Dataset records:
# # #

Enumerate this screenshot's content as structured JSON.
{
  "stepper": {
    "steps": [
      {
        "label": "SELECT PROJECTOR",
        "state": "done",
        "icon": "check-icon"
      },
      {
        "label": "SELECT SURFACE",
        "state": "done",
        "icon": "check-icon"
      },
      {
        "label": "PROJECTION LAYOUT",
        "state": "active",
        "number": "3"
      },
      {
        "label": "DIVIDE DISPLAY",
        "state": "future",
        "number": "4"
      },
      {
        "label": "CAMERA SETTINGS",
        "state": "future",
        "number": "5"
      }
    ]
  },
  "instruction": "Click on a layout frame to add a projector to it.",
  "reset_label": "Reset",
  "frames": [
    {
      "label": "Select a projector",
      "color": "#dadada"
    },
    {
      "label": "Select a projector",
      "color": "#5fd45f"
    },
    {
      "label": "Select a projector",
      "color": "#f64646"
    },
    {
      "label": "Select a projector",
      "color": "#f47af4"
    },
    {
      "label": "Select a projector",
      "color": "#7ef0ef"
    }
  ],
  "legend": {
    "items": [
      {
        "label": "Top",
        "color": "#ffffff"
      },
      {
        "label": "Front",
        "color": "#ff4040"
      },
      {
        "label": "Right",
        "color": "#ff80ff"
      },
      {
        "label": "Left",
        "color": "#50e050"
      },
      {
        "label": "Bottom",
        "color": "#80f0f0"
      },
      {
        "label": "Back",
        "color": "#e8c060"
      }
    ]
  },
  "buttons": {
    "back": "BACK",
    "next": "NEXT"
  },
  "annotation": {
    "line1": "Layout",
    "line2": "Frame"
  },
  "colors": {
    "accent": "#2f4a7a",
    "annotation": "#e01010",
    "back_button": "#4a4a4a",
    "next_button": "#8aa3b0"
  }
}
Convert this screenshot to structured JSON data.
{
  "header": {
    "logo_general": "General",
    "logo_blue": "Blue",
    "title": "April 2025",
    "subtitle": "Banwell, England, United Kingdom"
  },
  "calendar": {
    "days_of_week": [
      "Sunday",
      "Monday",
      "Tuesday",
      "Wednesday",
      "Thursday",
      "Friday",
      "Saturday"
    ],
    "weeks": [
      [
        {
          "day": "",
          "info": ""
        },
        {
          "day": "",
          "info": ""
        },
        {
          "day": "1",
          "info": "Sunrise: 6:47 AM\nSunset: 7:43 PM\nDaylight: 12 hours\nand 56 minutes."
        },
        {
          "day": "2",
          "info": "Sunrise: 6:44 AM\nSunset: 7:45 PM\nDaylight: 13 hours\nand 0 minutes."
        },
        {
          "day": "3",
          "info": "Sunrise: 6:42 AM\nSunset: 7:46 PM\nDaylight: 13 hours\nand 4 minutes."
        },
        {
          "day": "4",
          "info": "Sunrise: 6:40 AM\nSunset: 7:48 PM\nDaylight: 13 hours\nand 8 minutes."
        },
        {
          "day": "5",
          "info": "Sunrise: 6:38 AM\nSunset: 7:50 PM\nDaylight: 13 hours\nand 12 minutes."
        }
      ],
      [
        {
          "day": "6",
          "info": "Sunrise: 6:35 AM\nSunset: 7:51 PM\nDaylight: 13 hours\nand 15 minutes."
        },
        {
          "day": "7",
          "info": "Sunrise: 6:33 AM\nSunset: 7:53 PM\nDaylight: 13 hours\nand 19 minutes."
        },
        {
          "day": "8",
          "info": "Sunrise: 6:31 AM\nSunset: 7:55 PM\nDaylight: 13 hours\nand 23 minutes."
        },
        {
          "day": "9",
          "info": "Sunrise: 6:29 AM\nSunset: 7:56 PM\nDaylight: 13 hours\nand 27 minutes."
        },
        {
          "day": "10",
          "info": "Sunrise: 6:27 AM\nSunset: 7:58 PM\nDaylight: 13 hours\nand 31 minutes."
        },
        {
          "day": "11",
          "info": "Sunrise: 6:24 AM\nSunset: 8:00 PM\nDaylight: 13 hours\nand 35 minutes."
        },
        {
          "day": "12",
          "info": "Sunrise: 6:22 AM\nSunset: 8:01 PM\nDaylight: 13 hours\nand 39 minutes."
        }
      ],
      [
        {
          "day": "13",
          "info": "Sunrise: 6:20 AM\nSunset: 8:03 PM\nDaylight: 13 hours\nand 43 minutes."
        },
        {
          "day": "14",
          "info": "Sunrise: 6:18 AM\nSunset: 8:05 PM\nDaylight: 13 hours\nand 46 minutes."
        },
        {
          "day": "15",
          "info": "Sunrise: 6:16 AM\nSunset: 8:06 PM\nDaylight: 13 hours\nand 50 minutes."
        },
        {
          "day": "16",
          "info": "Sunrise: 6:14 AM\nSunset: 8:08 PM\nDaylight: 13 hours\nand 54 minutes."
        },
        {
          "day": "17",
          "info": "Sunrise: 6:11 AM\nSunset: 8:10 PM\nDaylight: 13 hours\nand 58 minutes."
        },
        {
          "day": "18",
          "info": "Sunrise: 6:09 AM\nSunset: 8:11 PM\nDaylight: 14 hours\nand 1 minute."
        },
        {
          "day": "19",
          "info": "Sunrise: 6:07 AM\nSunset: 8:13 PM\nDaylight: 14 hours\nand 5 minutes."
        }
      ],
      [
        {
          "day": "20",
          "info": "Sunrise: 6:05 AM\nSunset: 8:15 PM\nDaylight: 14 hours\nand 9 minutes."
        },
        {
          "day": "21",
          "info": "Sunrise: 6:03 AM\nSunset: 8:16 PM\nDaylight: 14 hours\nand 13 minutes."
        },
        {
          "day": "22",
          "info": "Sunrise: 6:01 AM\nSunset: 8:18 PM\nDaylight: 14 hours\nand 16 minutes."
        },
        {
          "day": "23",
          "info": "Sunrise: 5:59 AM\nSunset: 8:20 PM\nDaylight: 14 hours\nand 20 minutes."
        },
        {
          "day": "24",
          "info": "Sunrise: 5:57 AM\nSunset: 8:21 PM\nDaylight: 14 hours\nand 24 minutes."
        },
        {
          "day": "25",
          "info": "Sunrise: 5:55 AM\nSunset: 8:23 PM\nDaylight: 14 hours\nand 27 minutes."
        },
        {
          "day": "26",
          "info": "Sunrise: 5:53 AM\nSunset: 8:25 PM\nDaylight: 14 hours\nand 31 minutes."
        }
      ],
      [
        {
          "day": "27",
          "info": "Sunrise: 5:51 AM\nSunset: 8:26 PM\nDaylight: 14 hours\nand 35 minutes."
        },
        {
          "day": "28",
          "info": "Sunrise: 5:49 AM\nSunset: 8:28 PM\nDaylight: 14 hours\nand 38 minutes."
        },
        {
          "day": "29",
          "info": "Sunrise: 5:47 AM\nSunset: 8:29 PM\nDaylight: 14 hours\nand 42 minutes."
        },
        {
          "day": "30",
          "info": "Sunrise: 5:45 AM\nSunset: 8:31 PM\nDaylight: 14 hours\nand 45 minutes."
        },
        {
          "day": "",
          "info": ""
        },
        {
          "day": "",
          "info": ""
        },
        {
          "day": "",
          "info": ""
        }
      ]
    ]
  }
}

# # #

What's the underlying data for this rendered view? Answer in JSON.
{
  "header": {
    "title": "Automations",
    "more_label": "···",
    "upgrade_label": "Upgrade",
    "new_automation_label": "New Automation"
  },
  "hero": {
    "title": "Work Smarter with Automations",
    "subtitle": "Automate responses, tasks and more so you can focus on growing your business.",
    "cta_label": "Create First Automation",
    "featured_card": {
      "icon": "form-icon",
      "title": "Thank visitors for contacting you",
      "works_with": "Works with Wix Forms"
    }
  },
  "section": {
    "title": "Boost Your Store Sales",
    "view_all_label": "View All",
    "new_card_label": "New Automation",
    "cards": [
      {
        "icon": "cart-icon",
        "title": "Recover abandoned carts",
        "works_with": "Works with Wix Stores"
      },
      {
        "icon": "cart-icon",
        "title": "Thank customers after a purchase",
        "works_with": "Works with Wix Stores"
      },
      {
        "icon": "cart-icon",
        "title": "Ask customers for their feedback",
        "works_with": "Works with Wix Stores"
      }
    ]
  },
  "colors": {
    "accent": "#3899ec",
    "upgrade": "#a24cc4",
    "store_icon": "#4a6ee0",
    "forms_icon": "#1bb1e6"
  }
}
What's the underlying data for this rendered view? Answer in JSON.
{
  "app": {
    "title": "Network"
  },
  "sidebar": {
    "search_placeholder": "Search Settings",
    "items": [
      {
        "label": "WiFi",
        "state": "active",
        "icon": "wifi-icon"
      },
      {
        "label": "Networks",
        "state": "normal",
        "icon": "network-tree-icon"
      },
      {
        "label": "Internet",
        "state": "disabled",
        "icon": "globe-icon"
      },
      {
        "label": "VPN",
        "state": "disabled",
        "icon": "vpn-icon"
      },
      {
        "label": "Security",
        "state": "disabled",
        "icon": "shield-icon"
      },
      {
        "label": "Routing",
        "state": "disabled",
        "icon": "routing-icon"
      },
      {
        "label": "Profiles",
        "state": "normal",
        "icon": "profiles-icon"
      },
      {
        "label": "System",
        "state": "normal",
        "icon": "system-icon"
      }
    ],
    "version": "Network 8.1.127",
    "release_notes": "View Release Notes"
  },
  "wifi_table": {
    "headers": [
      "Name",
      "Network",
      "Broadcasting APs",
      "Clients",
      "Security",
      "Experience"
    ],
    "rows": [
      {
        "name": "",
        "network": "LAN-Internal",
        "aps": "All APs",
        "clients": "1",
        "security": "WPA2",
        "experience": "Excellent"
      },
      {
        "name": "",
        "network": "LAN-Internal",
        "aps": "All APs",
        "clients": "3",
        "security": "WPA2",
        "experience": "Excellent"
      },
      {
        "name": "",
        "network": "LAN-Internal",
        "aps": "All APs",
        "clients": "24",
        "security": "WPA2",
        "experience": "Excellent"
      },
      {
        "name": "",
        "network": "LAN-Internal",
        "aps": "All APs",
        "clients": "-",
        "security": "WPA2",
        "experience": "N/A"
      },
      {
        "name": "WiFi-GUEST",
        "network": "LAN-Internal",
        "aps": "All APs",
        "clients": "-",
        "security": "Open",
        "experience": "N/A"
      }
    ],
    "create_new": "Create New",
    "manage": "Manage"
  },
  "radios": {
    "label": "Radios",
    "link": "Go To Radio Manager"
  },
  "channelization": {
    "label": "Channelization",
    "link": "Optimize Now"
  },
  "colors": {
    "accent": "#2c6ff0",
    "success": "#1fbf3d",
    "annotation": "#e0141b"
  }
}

# # #

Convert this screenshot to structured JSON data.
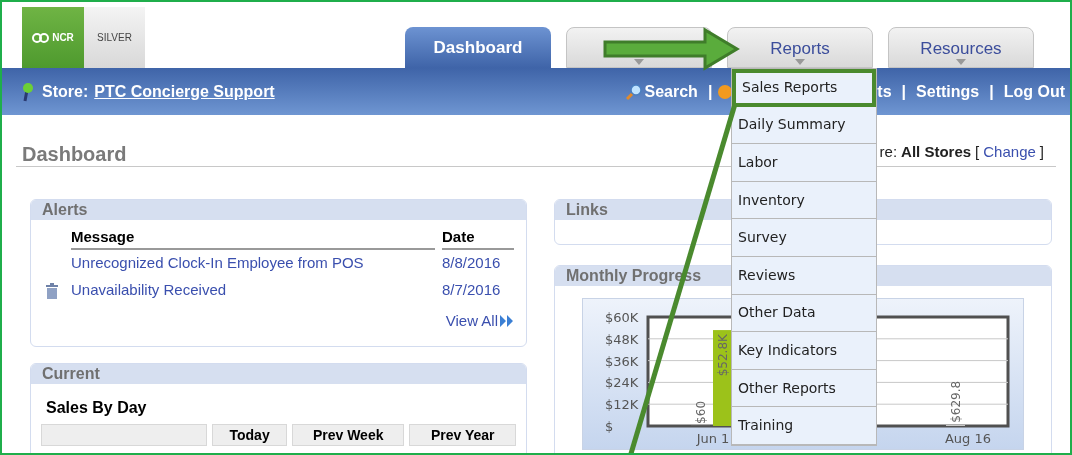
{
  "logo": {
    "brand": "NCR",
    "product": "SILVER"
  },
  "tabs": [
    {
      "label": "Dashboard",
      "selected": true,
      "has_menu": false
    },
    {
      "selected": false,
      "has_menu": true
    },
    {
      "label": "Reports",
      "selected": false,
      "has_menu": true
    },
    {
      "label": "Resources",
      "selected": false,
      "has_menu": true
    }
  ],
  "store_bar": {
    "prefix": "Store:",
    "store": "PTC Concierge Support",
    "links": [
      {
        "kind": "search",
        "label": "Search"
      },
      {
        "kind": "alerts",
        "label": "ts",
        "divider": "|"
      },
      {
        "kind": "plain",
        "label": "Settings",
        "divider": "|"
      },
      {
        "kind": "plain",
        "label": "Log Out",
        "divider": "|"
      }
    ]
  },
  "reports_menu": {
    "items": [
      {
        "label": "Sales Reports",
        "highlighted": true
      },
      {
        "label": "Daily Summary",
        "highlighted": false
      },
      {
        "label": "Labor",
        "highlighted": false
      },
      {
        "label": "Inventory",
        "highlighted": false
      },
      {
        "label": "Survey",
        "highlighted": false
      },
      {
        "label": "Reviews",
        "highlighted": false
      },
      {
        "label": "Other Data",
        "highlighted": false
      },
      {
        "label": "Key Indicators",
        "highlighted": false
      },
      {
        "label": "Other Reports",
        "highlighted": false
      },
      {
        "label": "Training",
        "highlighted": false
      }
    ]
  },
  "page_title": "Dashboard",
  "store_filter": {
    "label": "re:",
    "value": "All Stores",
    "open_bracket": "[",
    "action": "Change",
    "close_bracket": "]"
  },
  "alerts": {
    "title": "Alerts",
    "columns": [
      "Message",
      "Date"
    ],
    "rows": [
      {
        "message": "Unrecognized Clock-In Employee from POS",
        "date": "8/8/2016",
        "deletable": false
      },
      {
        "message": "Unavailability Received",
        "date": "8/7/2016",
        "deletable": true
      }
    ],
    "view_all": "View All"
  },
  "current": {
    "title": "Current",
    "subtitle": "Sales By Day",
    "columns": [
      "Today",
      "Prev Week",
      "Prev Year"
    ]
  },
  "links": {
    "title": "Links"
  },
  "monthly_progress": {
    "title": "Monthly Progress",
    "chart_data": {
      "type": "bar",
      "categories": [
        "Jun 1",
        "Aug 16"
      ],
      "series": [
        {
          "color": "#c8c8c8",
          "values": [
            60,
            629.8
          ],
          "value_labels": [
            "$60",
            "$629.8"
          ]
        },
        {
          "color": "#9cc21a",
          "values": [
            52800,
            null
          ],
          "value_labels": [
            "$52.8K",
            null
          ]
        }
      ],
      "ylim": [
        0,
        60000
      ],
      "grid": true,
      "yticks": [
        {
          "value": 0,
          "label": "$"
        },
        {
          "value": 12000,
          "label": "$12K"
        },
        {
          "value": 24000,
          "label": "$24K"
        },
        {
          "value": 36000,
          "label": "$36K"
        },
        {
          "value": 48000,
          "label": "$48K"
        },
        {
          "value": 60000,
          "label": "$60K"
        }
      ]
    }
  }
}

# # #

Directive:
Scan the material above. Copy each line that holds the word "Dashboard".

Answer:
      "label": "Dashboard",
  "page_title": "Dashboard",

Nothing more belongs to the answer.